▸ **Exercise**
Give back the full listing, character for character, with no pictures.

(Collected data)

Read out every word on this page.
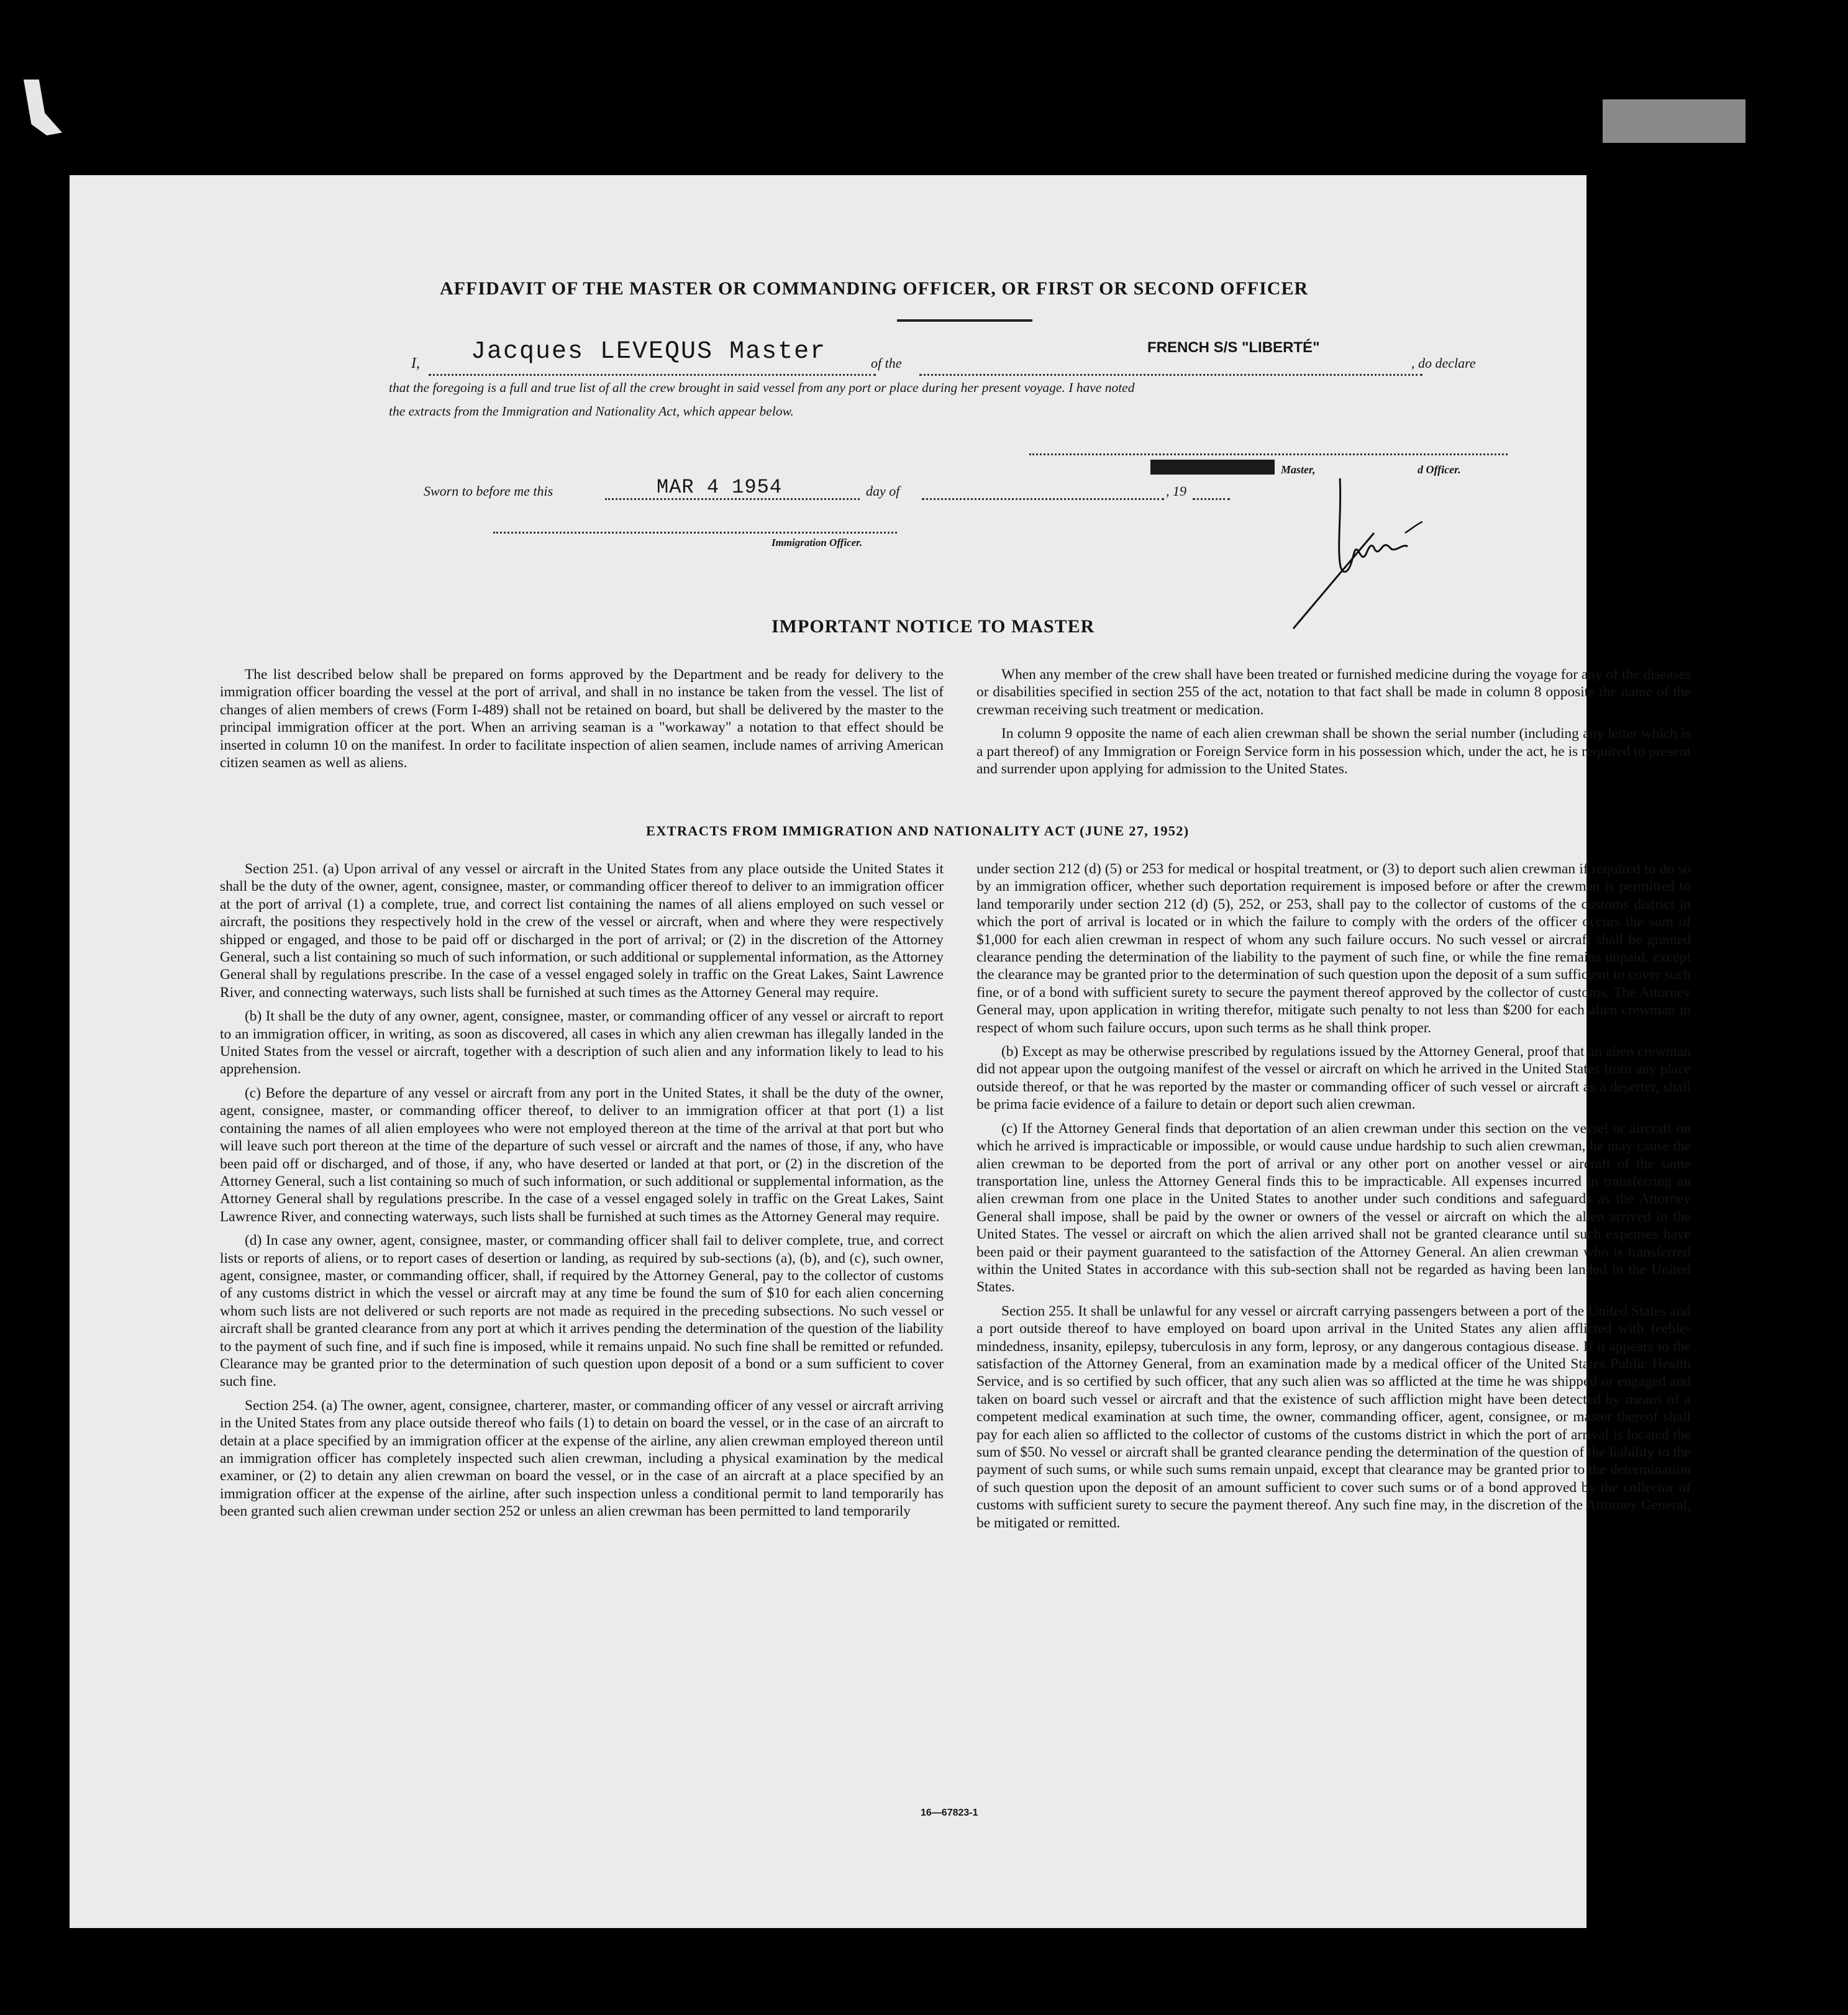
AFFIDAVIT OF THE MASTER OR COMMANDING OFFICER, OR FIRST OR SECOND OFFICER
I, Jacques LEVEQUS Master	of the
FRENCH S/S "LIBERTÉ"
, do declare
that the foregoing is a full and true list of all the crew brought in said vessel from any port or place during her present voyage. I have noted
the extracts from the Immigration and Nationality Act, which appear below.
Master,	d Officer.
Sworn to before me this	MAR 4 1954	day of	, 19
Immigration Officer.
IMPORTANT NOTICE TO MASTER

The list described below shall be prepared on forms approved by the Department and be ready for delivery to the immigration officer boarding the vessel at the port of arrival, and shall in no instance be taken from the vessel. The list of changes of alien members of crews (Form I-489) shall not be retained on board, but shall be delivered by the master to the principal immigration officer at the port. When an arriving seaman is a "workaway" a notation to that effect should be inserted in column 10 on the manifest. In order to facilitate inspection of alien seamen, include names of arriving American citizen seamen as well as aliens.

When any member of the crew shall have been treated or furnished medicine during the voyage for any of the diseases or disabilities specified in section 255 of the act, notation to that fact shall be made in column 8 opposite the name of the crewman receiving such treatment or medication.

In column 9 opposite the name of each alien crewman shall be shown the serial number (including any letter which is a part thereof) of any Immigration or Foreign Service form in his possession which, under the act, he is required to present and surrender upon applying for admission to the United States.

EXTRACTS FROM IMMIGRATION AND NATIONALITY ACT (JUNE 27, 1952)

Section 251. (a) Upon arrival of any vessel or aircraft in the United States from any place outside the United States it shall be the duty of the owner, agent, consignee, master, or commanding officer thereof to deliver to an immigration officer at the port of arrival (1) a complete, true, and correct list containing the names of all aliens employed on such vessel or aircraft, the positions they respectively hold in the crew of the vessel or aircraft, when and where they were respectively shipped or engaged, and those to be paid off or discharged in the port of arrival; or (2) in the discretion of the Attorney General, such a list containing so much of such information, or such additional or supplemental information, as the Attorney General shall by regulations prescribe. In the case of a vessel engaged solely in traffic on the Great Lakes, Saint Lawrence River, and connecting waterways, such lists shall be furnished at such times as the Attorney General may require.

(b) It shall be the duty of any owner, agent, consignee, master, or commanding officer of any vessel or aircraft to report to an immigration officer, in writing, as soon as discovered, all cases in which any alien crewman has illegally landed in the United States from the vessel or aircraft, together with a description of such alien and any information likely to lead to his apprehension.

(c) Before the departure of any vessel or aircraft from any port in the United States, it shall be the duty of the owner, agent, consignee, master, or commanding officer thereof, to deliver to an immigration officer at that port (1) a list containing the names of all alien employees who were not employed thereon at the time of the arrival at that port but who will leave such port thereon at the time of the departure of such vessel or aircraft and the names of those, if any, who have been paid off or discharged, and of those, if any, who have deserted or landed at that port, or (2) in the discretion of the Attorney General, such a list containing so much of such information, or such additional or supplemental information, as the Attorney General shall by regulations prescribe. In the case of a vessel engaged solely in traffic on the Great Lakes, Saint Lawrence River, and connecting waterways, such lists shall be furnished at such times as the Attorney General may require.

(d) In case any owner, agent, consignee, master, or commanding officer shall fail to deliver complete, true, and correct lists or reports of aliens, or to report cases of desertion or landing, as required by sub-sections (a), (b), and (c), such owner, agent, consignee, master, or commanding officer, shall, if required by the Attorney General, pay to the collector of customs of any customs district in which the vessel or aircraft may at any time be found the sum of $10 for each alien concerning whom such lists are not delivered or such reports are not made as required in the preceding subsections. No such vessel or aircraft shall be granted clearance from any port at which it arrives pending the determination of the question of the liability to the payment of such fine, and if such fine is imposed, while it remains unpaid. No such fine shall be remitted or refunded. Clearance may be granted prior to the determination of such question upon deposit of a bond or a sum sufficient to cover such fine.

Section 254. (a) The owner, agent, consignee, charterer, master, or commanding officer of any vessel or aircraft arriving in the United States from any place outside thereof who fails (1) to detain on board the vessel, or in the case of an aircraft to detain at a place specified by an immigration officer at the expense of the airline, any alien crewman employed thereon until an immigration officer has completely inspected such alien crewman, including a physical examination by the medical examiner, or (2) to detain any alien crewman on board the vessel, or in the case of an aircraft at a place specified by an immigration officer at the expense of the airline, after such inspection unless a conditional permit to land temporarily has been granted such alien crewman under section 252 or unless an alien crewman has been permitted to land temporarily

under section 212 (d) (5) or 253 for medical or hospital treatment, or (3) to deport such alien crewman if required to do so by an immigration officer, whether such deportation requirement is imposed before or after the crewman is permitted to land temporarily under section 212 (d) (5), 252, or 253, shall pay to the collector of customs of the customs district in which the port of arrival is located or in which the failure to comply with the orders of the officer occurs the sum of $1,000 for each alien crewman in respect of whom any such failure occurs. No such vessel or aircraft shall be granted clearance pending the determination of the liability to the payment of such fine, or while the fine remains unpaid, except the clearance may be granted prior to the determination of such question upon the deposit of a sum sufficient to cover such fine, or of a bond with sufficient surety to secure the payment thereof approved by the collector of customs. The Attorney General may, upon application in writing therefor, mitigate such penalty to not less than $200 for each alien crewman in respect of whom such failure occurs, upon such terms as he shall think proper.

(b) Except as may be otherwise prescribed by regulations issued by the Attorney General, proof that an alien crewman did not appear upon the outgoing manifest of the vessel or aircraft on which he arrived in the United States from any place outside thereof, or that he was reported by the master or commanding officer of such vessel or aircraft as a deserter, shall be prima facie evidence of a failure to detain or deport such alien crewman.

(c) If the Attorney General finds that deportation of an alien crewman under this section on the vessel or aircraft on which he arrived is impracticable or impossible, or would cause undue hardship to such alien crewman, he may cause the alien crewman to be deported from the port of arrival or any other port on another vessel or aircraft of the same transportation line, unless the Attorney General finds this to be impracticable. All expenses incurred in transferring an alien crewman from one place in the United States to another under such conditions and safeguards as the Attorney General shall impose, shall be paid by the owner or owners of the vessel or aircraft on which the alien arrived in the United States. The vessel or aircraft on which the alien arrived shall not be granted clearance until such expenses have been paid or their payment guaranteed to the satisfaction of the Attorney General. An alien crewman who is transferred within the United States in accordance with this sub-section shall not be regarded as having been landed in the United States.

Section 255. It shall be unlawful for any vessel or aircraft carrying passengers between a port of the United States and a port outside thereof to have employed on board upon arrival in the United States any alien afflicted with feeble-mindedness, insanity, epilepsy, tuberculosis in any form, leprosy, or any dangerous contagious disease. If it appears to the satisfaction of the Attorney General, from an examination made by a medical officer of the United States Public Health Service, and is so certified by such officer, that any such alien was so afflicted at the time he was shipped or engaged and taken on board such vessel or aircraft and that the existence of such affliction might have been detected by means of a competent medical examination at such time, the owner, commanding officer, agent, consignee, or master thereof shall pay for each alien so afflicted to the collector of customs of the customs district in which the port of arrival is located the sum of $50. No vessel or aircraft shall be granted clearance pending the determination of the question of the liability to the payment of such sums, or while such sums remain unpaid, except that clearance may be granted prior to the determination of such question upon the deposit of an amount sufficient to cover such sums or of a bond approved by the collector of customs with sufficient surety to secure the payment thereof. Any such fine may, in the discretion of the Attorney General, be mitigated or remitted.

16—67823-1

▸ **Task output**
Read out every word on this page.
AFFIDAVIT OF THE MASTER OR COMMANDING OFFICER, OR FIRST OR SECOND OFFICER
I, Jacques LEVEQUS Master	of the
FRENCH S/S "LIBERTÉ"
, do declare
that the foregoing is a full and true list of all the crew brought in said vessel from any port or place during her present voyage. I have noted
the extracts from the Immigration and Nationality Act, which appear below.
Master,	d Officer.
Sworn to before me this	MAR 4 1954	day of	, 19
Immigration Officer.
IMPORTANT NOTICE TO MASTER

The list described below shall be prepared on forms approved by the Department and be ready for delivery to the immigration officer boarding the vessel at the port of arrival, and shall in no instance be taken from the vessel. The list of changes of alien members of crews (Form I-489) shall not be retained on board, but shall be delivered by the master to the principal immigration officer at the port. When an arriving seaman is a "workaway" a notation to that effect should be inserted in column 10 on the manifest. In order to facilitate inspection of alien seamen, include names of arriving American citizen seamen as well as aliens.

When any member of the crew shall have been treated or furnished medicine during the voyage for any of the diseases or disabilities specified in section 255 of the act, notation to that fact shall be made in column 8 opposite the name of the crewman receiving such treatment or medication.

In column 9 opposite the name of each alien crewman shall be shown the serial number (including any letter which is a part thereof) of any Immigration or Foreign Service form in his possession which, under the act, he is required to present and surrender upon applying for admission to the United States.

EXTRACTS FROM IMMIGRATION AND NATIONALITY ACT (JUNE 27, 1952)

Section 251. (a) Upon arrival of any vessel or aircraft in the United States from any place outside the United States it shall be the duty of the owner, agent, consignee, master, or commanding officer thereof to deliver to an immigration officer at the port of arrival (1) a complete, true, and correct list containing the names of all aliens employed on such vessel or aircraft, the positions they respectively hold in the crew of the vessel or aircraft, when and where they were respectively shipped or engaged, and those to be paid off or discharged in the port of arrival; or (2) in the discretion of the Attorney General, such a list containing so much of such information, or such additional or supplemental information, as the Attorney General shall by regulations prescribe. In the case of a vessel engaged solely in traffic on the Great Lakes, Saint Lawrence River, and connecting waterways, such lists shall be furnished at such times as the Attorney General may require.

(b) It shall be the duty of any owner, agent, consignee, master, or commanding officer of any vessel or aircraft to report to an immigration officer, in writing, as soon as discovered, all cases in which any alien crewman has illegally landed in the United States from the vessel or aircraft, together with a description of such alien and any information likely to lead to his apprehension.

(c) Before the departure of any vessel or aircraft from any port in the United States, it shall be the duty of the owner, agent, consignee, master, or commanding officer thereof, to deliver to an immigration officer at that port (1) a list containing the names of all alien employees who were not employed thereon at the time of the arrival at that port but who will leave such port thereon at the time of the departure of such vessel or aircraft and the names of those, if any, who have been paid off or discharged, and of those, if any, who have deserted or landed at that port, or (2) in the discretion of the Attorney General, such a list containing so much of such information, or such additional or supplemental information, as the Attorney General shall by regulations prescribe. In the case of a vessel engaged solely in traffic on the Great Lakes, Saint Lawrence River, and connecting waterways, such lists shall be furnished at such times as the Attorney General may require.

(d) In case any owner, agent, consignee, master, or commanding officer shall fail to deliver complete, true, and correct lists or reports of aliens, or to report cases of desertion or landing, as required by sub-sections (a), (b), and (c), such owner, agent, consignee, master, or commanding officer, shall, if required by the Attorney General, pay to the collector of customs of any customs district in which the vessel or aircraft may at any time be found the sum of $10 for each alien concerning whom such lists are not delivered or such reports are not made as required in the preceding subsections. No such vessel or aircraft shall be granted clearance from any port at which it arrives pending the determination of the question of the liability to the payment of such fine, and if such fine is imposed, while it remains unpaid. No such fine shall be remitted or refunded. Clearance may be granted prior to the determination of such question upon deposit of a bond or a sum sufficient to cover such fine.

Section 254. (a) The owner, agent, consignee, charterer, master, or commanding officer of any vessel or aircraft arriving in the United States from any place outside thereof who fails (1) to detain on board the vessel, or in the case of an aircraft to detain at a place specified by an immigration officer at the expense of the airline, any alien crewman employed thereon until an immigration officer has completely inspected such alien crewman, including a physical examination by the medical examiner, or (2) to detain any alien crewman on board the vessel, or in the case of an aircraft at a place specified by an immigration officer at the expense of the airline, after such inspection unless a conditional permit to land temporarily has been granted such alien crewman under section 252 or unless an alien crewman has been permitted to land temporarily

under section 212 (d) (5) or 253 for medical or hospital treatment, or (3) to deport such alien crewman if required to do so by an immigration officer, whether such deportation requirement is imposed before or after the crewman is permitted to land temporarily under section 212 (d) (5), 252, or 253, shall pay to the collector of customs of the customs district in which the port of arrival is located or in which the failure to comply with the orders of the officer occurs the sum of $1,000 for each alien crewman in respect of whom any such failure occurs. No such vessel or aircraft shall be granted clearance pending the determination of the liability to the payment of such fine, or while the fine remains unpaid, except the clearance may be granted prior to the determination of such question upon the deposit of a sum sufficient to cover such fine, or of a bond with sufficient surety to secure the payment thereof approved by the collector of customs. The Attorney General may, upon application in writing therefor, mitigate such penalty to not less than $200 for each alien crewman in respect of whom such failure occurs, upon such terms as he shall think proper.

(b) Except as may be otherwise prescribed by regulations issued by the Attorney General, proof that an alien crewman did not appear upon the outgoing manifest of the vessel or aircraft on which he arrived in the United States from any place outside thereof, or that he was reported by the master or commanding officer of such vessel or aircraft as a deserter, shall be prima facie evidence of a failure to detain or deport such alien crewman.

(c) If the Attorney General finds that deportation of an alien crewman under this section on the vessel or aircraft on which he arrived is impracticable or impossible, or would cause undue hardship to such alien crewman, he may cause the alien crewman to be deported from the port of arrival or any other port on another vessel or aircraft of the same transportation line, unless the Attorney General finds this to be impracticable. All expenses incurred in transferring an alien crewman from one place in the United States to another under such conditions and safeguards as the Attorney General shall impose, shall be paid by the owner or owners of the vessel or aircraft on which the alien arrived in the United States. The vessel or aircraft on which the alien arrived shall not be granted clearance until such expenses have been paid or their payment guaranteed to the satisfaction of the Attorney General. An alien crewman who is transferred within the United States in accordance with this sub-section shall not be regarded as having been landed in the United States.

Section 255. It shall be unlawful for any vessel or aircraft carrying passengers between a port of the United States and a port outside thereof to have employed on board upon arrival in the United States any alien afflicted with feeble-mindedness, insanity, epilepsy, tuberculosis in any form, leprosy, or any dangerous contagious disease. If it appears to the satisfaction of the Attorney General, from an examination made by a medical officer of the United States Public Health Service, and is so certified by such officer, that any such alien was so afflicted at the time he was shipped or engaged and taken on board such vessel or aircraft and that the existence of such affliction might have been detected by means of a competent medical examination at such time, the owner, commanding officer, agent, consignee, or master thereof shall pay for each alien so afflicted to the collector of customs of the customs district in which the port of arrival is located the sum of $50. No vessel or aircraft shall be granted clearance pending the determination of the question of the liability to the payment of such sums, or while such sums remain unpaid, except that clearance may be granted prior to the determination of such question upon the deposit of an amount sufficient to cover such sums or of a bond approved by the collector of customs with sufficient surety to secure the payment thereof. Any such fine may, in the discretion of the Attorney General, be mitigated or remitted.

16—67823-1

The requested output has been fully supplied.